======== Quoted text ========

Posted on 08/13/2009 5:54:28 AM PDT by SolidWood

Reza Pahlavi, son of the late shah of Iran, has lived in exile in the United States since 1979. In an interview with SPIEGEL ONLINE, he reveals how he has aided the recent opposition protests, why he believes Ayatollah Ali Khamenei has lost his legitimacy as supreme leader and his hopes of returning home.

SPIEGEL ONLINE: Mr. Pahlavi, are you still politically active?

Pahlavi: I have been politically active in opposition to the clerical regime in Iran for the past 29 years. Throughout these years, I have maintained broad-based contact with a variety of Iranian groups

SPIEGEL ONLINE: So you're in touch with reformers and protesters within Iran?

Pahlavi: Yes, I am. I spend most of my time communicating with people in Iran -- not just reformers and protestors, but also with ordinary Iranians who suffer quietly under injustice, social and economic decline. Their concerns are of utmost importance to me.

======== Entries provided ========

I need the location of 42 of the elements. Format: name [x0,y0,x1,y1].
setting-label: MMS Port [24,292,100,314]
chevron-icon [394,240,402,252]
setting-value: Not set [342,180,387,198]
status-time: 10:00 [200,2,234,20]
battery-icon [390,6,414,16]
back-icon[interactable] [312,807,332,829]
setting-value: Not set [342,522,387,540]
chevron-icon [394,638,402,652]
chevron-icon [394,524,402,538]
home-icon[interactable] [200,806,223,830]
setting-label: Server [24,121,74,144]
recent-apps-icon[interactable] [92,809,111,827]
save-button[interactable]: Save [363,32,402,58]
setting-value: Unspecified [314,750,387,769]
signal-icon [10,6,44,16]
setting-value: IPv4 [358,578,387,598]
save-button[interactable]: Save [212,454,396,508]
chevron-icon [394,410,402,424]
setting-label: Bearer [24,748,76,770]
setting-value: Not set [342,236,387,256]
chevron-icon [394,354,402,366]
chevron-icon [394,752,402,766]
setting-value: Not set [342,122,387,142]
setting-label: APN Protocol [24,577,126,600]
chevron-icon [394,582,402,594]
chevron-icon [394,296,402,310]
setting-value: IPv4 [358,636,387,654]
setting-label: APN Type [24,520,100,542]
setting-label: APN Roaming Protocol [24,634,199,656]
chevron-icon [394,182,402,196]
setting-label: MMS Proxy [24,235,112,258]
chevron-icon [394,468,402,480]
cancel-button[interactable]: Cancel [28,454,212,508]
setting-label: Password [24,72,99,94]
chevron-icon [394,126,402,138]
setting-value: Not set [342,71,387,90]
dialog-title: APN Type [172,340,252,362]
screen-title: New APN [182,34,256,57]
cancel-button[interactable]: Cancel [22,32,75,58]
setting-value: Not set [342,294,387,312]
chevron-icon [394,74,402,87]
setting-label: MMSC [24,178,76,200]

========

▶ [Stated exercise 1]
According to the interview, since what year has Reza Pahlavi lived in exile in the United States?
▶ [Stated exercise 2]
Retype the part of the interview that opens with the words containing "Pahlavi: I have" and closes with "importance to me.".
The items were taken from a different source than the interview.

▶ [Task result 1]
Since 1979.

▶ [Task result 2]
Pahlavi: I have been politically active in opposition to the clerical regime in Iran for the past 29 years. Throughout these years, I have maintained broad-based contact with a variety of Iranian groups

SPIEGEL ONLINE: So you're in touch with reformers and protesters within Iran?

Pahlavi: Yes, I am. I spend most of my time communicating with people in Iran -- not just reformers and protestors, but also with ordinary Iranians who suffer quietly under injustice, social and economic decline. Their concerns are of utmost importance to me.